● **SHORT EXERCISE**: Starting at the line below that contains "Output a JSON", print each line through the end of the records exactly as it appears.

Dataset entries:
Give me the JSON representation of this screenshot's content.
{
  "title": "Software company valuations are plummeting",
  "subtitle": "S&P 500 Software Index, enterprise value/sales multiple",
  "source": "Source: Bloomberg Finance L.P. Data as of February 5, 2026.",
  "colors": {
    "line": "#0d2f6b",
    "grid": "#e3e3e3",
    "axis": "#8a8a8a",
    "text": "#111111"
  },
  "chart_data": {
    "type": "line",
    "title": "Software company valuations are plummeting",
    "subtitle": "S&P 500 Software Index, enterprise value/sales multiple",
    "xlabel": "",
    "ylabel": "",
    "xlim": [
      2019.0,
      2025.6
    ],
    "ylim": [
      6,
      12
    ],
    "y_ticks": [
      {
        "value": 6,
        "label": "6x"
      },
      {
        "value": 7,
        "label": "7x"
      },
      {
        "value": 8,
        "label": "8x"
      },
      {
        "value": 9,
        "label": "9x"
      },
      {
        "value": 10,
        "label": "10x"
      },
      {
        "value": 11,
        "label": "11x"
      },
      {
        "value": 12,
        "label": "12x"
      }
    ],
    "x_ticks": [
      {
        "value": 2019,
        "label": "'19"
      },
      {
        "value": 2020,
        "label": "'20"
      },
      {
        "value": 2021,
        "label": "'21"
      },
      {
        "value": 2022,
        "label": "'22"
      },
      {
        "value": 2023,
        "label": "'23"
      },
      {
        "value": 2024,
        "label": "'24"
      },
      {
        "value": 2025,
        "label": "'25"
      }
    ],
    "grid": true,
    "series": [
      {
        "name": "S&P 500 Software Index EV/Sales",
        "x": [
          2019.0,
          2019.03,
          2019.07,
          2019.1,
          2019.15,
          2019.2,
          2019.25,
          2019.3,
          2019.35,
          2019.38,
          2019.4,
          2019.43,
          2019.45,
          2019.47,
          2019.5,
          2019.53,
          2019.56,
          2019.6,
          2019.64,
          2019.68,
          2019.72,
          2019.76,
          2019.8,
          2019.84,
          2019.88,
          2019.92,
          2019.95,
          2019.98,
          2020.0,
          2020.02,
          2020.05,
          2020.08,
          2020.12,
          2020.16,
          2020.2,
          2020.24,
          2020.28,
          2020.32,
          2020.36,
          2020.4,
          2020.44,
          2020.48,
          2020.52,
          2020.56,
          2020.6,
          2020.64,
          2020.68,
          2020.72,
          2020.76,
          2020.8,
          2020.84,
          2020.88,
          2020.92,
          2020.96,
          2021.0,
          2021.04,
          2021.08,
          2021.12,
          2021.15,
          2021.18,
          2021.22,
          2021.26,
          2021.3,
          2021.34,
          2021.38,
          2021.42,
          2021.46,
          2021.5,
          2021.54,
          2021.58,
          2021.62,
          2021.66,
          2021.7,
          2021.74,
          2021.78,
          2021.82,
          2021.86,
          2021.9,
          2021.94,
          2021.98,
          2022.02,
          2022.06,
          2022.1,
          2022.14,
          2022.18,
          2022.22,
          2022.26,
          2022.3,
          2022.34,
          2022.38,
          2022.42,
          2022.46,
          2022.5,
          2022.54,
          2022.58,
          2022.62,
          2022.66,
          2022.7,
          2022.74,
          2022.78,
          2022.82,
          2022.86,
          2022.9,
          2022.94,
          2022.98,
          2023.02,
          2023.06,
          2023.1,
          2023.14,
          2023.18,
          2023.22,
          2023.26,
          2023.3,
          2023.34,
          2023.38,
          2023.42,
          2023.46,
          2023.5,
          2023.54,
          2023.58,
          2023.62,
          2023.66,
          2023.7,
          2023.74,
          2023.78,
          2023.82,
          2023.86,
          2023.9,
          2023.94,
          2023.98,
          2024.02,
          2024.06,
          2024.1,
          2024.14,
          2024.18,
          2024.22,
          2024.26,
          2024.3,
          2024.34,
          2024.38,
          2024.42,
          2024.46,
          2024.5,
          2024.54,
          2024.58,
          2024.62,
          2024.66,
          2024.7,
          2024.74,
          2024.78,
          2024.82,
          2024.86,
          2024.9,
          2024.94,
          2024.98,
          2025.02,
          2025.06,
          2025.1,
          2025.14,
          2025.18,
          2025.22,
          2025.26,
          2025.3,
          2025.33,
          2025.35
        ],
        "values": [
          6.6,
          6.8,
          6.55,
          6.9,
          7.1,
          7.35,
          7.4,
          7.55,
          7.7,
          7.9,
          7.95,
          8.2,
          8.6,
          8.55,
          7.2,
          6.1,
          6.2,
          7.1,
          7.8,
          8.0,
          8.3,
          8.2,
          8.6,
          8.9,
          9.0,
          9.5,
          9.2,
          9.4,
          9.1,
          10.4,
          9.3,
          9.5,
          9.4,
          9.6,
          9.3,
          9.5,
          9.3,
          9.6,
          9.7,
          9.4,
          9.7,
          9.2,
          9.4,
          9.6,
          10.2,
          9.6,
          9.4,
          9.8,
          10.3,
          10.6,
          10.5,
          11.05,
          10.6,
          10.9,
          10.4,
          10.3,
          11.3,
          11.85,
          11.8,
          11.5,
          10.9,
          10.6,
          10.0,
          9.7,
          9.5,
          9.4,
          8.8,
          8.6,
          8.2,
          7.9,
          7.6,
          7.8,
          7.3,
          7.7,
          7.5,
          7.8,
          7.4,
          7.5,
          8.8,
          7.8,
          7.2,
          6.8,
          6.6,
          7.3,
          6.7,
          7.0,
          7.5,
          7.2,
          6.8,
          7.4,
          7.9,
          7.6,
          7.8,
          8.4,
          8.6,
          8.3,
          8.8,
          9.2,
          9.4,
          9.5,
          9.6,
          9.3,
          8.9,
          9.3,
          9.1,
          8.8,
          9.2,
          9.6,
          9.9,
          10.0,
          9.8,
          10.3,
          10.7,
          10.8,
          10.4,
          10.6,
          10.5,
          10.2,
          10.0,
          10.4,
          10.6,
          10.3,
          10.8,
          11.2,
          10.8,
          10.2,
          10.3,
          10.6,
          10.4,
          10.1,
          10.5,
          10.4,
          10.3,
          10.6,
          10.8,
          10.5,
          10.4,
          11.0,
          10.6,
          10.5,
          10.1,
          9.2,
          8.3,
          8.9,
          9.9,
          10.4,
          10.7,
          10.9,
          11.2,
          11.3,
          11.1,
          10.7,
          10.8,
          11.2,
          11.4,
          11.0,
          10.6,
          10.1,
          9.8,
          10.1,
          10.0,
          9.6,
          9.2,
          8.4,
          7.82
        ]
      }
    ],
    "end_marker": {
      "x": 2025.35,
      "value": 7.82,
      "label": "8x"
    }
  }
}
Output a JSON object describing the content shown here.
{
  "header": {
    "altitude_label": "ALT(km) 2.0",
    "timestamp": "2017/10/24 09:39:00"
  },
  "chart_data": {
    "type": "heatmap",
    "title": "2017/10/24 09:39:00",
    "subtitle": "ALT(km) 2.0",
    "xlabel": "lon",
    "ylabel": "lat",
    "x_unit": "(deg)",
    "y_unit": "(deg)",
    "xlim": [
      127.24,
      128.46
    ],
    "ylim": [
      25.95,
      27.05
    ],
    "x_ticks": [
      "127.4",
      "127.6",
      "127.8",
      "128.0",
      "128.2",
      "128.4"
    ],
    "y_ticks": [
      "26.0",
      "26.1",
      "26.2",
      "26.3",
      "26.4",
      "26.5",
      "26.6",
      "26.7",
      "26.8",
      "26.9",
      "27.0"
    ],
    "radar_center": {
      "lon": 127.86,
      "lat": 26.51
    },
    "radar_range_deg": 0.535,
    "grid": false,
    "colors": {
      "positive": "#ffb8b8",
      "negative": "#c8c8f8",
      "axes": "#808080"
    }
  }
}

● **EXERCISE OUTPUT**:
Output a JSON object describing the content shown here.
{
  "header": {
    "altitude_label": "ALT(km) 2.0",
    "timestamp": "2017/10/24 09:39:00"
  },
  "chart_data": {
    "type": "heatmap",
    "title": "2017/10/24 09:39:00",
    "subtitle": "ALT(km) 2.0",
    "xlabel": "lon",
    "ylabel": "lat",
    "x_unit": "(deg)",
    "y_unit": "(deg)",
    "xlim": [
      127.24,
      128.46
    ],
    "ylim": [
      25.95,
      27.05
    ],
    "x_ticks": [
      "127.4",
      "127.6",
      "127.8",
      "128.0",
      "128.2",
      "128.4"
    ],
    "y_ticks": [
      "26.0",
      "26.1",
      "26.2",
      "26.3",
      "26.4",
      "26.5",
      "26.6",
      "26.7",
      "26.8",
      "26.9",
      "27.0"
    ],
    "radar_center": {
      "lon": 127.86,
      "lat": 26.51
    },
    "radar_range_deg": 0.535,
    "grid": false,
    "colors": {
      "positive": "#ffb8b8",
      "negative": "#c8c8f8",
      "axes": "#808080"
    }
  }
}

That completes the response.